*STUDY QUESTIONS*.
1. Using the passage on product design questions, list everything it says can be affected by who will use the product and whether those users are trained.
2. Answer these questions from the passage on product design questions:
(a) What kind of chemicals does it ask whether the product will be exposed to?
(b) For what purpose does it ask whether the displays are used?
(c) What does it say the answers to these questions also help determine?

*SUPPLIED PASSAGE*.

Who will be using the product? Are they trained or untrained? This can affect layout, the number of buttons, menu structure, and influence which control panel technologies are appropriate.
How and where will the product be used? Will it be subject to abuse? Is the product going to be used indoors or out? Will it be exposed to harsh chemicals? High altitude, extremes of heat and cold, humidity, shielding and sealing requirements, shock and vibration all affect how the product must be designed and manufactured, and the materials to be used. Consider all the environmental conditions the equipment will face. When will it be used, how often will the switches be pressed? Is the device a set and forget piece of equipment, or will it require constant monitoring? Is data input required frequently? Are the displays used for programming? What alarms conditions need to be signaled? These questions are typical of the data collection process you must go through to help you characterize the application and find key elements essential to the success of the product. The answers also help determine materials to be used, construction techniques, and other engineering constraints that begin to influence cost even before external design options such as size, number of colors, tactile or non-tactile switches, etc are considered.

(Records from a collection)
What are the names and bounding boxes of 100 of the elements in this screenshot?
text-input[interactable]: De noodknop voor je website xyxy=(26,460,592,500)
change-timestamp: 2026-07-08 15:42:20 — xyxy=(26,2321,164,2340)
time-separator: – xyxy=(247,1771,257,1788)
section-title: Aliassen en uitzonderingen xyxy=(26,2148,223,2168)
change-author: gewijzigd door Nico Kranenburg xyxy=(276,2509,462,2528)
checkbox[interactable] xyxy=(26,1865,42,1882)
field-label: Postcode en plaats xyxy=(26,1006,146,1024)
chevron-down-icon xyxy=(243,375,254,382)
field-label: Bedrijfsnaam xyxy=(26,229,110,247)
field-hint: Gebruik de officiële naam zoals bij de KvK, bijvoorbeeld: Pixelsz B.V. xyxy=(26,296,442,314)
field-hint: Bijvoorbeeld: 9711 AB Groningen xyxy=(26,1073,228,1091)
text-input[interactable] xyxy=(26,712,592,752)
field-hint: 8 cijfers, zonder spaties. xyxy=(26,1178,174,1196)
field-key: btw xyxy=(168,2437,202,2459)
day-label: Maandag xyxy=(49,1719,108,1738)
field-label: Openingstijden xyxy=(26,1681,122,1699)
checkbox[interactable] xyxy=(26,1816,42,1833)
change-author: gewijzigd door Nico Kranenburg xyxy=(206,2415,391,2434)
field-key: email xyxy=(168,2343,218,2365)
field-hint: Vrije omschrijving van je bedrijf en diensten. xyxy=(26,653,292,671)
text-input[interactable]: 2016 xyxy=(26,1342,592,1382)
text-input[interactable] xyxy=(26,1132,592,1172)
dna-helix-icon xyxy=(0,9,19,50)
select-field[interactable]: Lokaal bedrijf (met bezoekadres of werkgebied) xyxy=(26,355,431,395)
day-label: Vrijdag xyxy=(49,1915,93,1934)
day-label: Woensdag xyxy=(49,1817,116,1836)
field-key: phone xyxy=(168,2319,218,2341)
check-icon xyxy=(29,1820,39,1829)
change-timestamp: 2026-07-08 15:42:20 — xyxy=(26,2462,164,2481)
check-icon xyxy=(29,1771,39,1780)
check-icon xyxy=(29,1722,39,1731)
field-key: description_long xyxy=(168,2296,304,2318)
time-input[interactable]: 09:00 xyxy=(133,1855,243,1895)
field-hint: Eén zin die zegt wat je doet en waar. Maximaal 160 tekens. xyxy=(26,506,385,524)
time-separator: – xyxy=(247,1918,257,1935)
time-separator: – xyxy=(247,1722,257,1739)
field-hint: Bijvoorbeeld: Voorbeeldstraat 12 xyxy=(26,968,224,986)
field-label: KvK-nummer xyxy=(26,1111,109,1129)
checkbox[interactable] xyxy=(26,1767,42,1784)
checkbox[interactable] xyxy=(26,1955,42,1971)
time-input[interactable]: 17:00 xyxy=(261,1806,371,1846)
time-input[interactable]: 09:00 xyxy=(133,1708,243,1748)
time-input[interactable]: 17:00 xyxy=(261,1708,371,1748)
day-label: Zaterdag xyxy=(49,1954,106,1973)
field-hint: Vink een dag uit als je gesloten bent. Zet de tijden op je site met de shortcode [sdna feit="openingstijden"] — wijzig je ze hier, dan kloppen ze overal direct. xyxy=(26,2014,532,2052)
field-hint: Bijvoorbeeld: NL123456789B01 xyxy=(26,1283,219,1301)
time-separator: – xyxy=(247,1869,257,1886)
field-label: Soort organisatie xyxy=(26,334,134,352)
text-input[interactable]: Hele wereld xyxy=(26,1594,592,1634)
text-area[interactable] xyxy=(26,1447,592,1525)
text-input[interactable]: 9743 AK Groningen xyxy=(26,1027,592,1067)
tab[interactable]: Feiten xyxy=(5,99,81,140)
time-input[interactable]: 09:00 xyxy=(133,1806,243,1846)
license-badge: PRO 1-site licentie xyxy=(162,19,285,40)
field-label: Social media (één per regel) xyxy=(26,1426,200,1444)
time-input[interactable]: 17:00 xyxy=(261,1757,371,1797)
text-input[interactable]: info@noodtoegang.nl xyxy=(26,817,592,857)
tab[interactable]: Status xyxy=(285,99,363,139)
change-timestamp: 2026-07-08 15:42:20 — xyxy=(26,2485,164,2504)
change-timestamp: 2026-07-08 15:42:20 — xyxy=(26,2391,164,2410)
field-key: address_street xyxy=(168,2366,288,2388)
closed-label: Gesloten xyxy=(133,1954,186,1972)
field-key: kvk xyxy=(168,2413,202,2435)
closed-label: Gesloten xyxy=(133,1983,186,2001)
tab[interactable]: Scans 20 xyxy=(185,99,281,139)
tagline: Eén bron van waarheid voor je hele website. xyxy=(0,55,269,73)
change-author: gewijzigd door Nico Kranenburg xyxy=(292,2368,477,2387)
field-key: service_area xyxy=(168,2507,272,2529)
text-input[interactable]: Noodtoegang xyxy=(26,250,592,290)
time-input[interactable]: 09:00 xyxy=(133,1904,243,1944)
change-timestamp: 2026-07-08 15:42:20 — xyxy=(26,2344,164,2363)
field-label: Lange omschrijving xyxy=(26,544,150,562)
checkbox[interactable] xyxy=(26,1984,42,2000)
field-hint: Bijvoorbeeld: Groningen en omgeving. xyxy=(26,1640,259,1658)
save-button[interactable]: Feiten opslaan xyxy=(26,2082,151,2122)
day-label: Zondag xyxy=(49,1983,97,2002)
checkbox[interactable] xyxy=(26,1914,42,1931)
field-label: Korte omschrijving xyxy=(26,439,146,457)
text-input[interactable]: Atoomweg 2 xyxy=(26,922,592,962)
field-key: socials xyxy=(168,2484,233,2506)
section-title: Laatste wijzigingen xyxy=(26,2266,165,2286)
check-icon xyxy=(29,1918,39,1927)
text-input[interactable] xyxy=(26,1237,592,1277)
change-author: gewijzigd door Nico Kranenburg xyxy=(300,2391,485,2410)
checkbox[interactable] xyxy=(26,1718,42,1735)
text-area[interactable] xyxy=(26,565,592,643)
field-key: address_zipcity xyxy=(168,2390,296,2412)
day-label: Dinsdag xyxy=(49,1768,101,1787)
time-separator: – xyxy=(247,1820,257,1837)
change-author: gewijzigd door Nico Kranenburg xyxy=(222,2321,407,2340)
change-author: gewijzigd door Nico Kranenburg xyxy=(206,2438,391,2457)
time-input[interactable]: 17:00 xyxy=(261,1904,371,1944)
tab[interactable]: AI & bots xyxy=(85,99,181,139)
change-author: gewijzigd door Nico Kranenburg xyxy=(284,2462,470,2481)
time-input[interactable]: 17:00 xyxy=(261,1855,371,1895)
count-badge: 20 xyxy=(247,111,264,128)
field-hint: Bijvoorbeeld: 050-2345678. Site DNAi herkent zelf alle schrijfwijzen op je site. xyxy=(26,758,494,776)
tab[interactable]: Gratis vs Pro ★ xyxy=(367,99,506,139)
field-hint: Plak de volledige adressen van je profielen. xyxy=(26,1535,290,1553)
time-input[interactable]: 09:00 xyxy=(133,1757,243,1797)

*TASK-BY-TASK SOLUTIONS*.
1.
- Layout
- The number of buttons
- Menu structure
- Which control panel technologies are appropriate

2.
(a) Harsh chemicals.
(b) Programming.
(c) Materials to be used, construction techniques, and other engineering constraints.